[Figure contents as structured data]
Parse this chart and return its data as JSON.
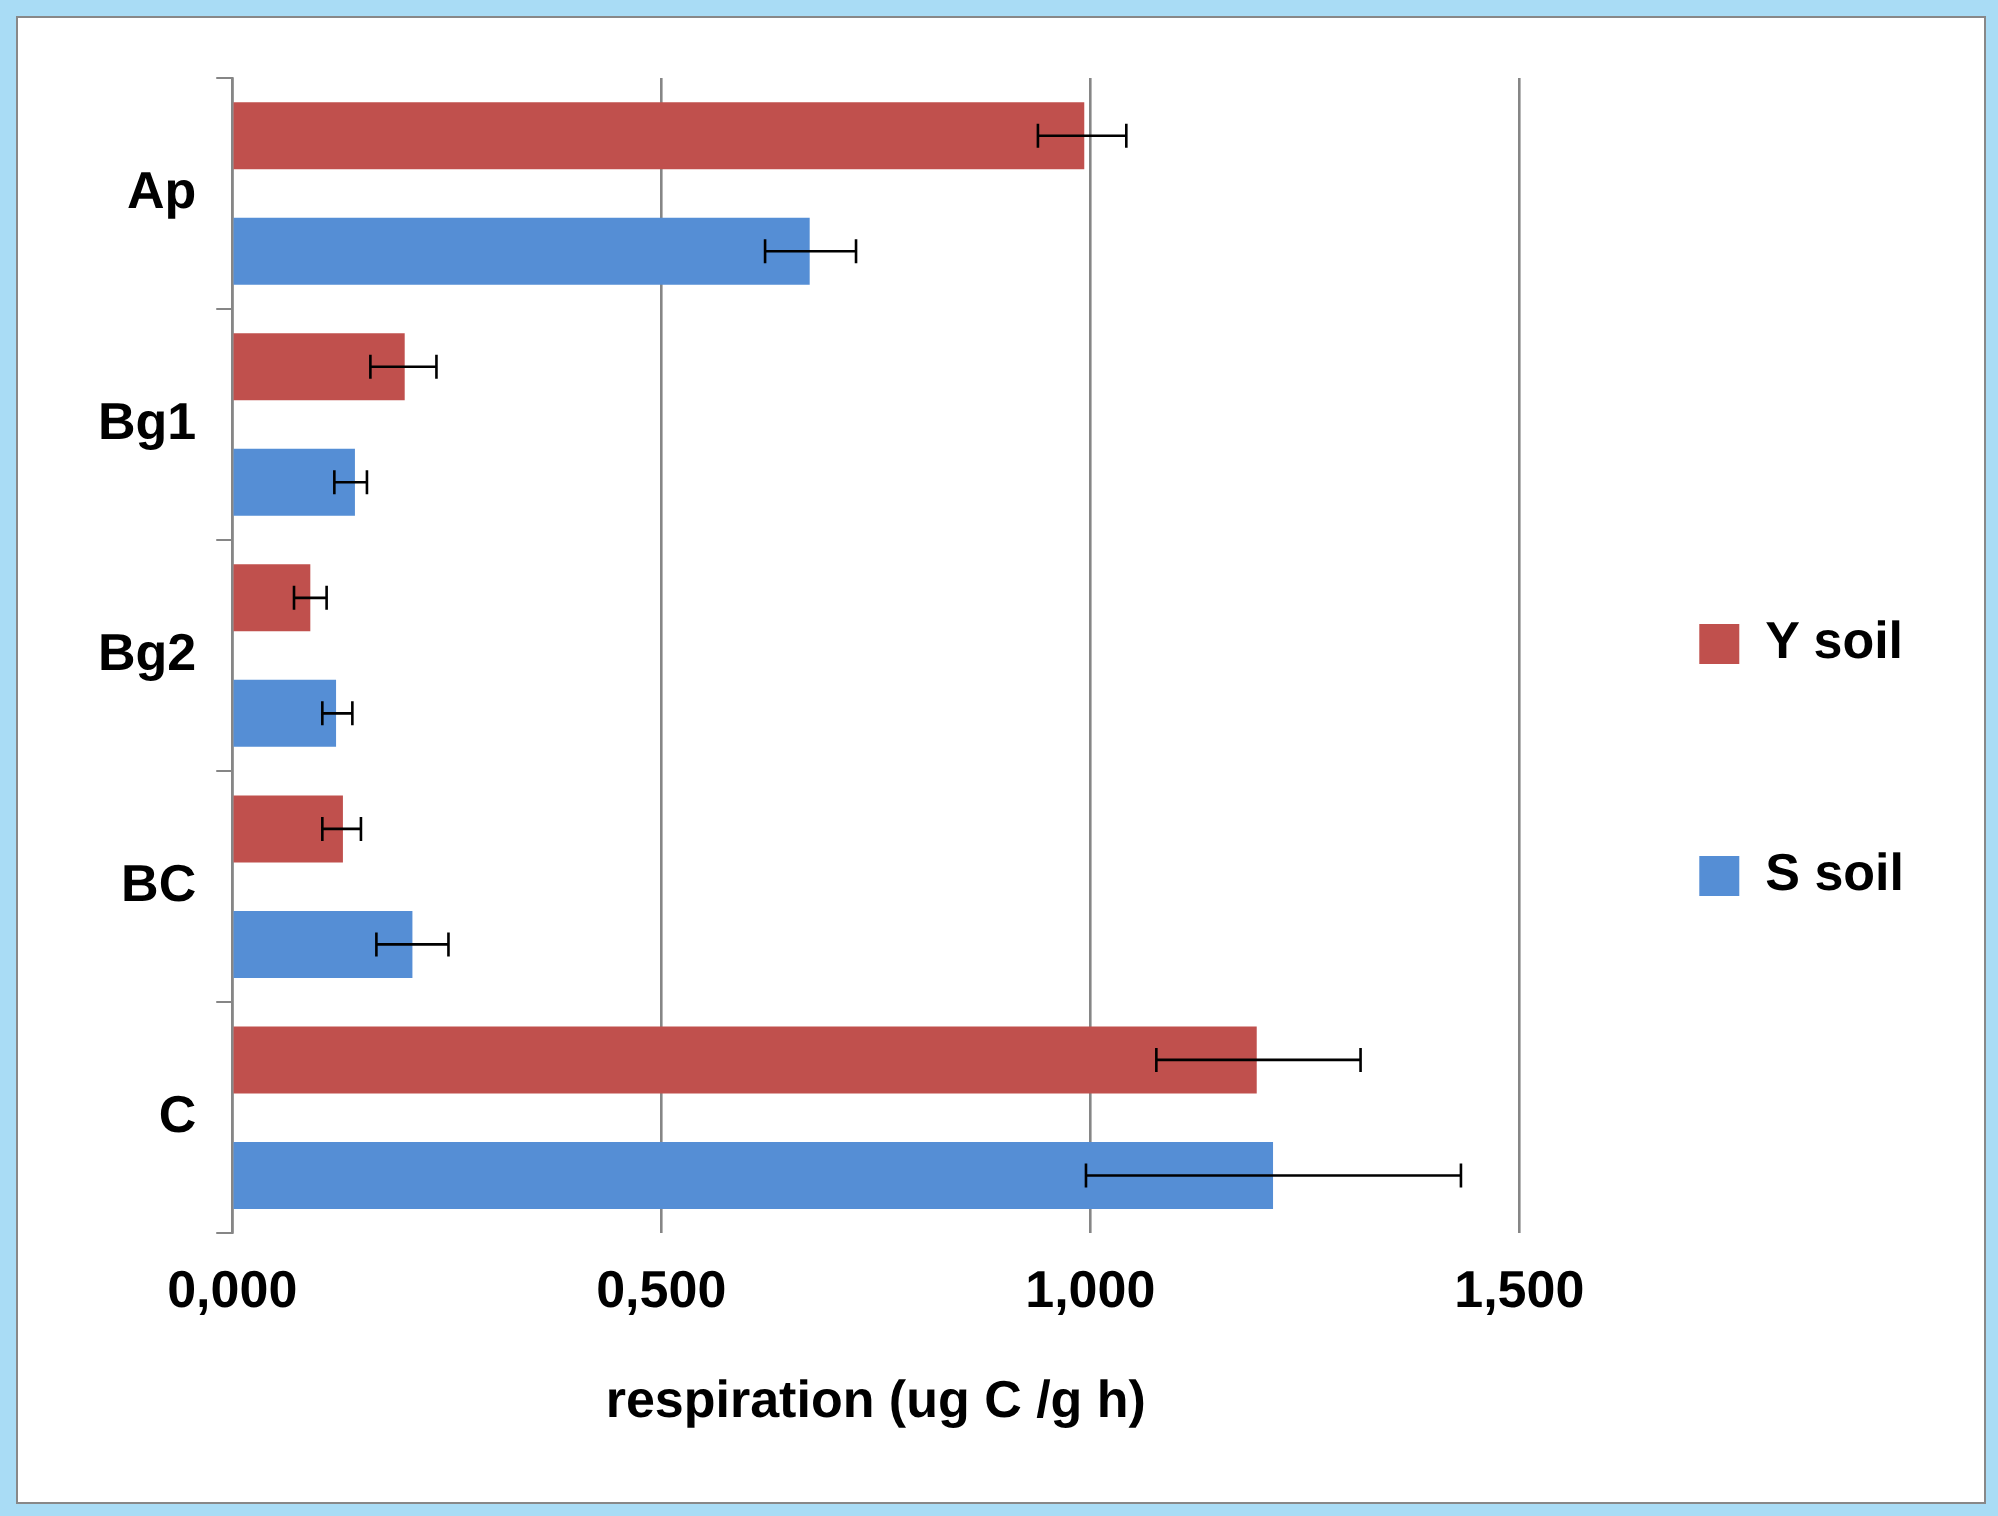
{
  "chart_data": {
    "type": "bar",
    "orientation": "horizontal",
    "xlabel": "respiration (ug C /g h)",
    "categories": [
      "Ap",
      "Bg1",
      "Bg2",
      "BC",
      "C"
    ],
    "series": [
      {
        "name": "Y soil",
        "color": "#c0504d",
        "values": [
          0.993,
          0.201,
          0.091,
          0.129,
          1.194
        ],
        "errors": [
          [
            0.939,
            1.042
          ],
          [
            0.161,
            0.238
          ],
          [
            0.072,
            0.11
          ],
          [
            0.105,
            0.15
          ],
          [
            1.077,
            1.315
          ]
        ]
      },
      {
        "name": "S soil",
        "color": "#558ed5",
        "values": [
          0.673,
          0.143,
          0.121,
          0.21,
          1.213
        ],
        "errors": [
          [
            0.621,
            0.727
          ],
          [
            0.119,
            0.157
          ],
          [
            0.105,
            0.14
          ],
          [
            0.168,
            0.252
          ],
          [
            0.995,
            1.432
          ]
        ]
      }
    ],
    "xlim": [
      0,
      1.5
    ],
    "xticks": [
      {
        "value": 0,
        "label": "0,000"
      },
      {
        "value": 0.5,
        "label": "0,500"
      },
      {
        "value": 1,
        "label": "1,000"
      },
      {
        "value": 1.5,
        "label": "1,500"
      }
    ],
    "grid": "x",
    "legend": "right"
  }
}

...

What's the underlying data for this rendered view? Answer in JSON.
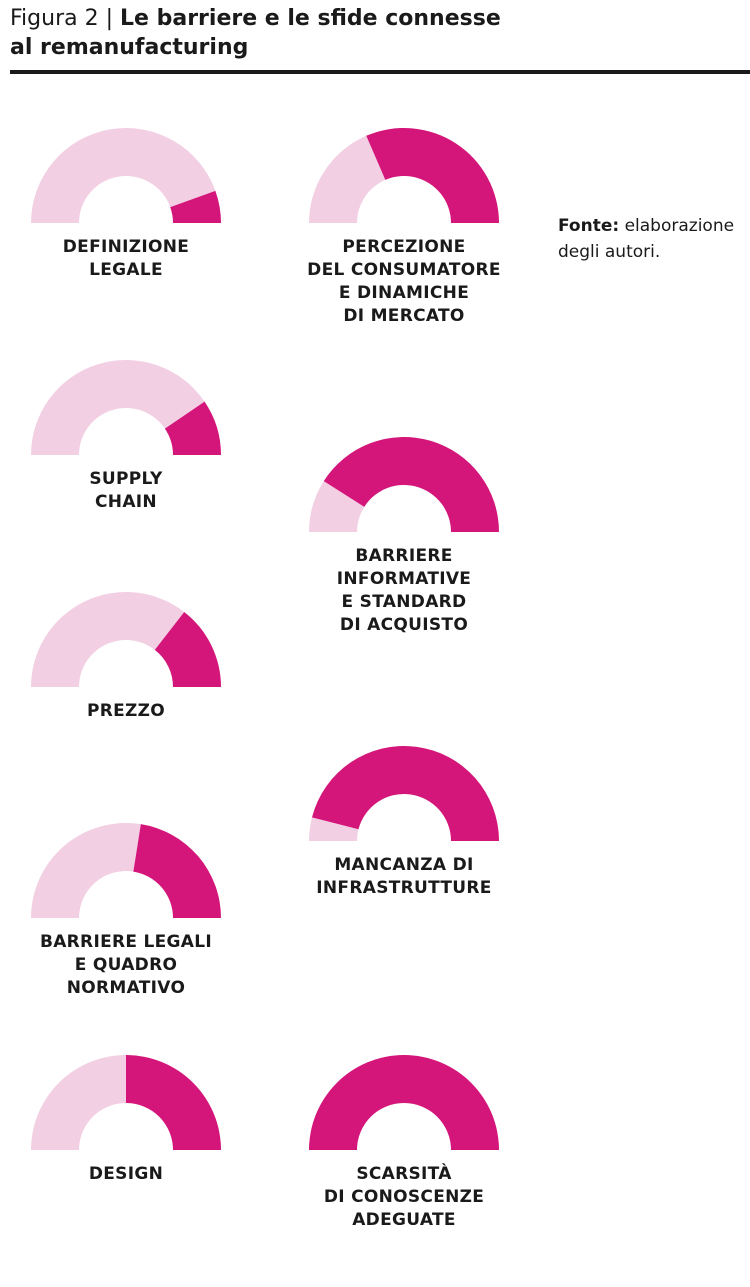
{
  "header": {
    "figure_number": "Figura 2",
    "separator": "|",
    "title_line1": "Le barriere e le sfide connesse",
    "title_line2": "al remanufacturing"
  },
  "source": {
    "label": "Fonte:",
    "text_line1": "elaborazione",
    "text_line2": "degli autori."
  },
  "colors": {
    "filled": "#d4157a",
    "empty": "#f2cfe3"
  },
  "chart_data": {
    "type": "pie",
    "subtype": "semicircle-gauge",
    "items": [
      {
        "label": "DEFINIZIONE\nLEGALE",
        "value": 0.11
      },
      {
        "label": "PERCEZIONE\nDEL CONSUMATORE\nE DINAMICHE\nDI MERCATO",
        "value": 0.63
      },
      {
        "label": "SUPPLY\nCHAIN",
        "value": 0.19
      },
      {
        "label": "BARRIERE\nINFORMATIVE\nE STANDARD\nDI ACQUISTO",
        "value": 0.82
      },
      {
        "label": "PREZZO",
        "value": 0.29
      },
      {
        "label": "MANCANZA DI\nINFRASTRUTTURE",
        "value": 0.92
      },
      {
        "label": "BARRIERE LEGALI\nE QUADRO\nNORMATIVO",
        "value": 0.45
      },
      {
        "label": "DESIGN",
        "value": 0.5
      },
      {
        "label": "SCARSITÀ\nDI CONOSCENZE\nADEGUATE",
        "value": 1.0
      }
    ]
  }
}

- _What to produce_
Return only those lines of the records that contain the string "JSON".

- _The response_
Parse this chart and return its data as JSON.
What's the underlying data for this rendered view? Answer in JSON.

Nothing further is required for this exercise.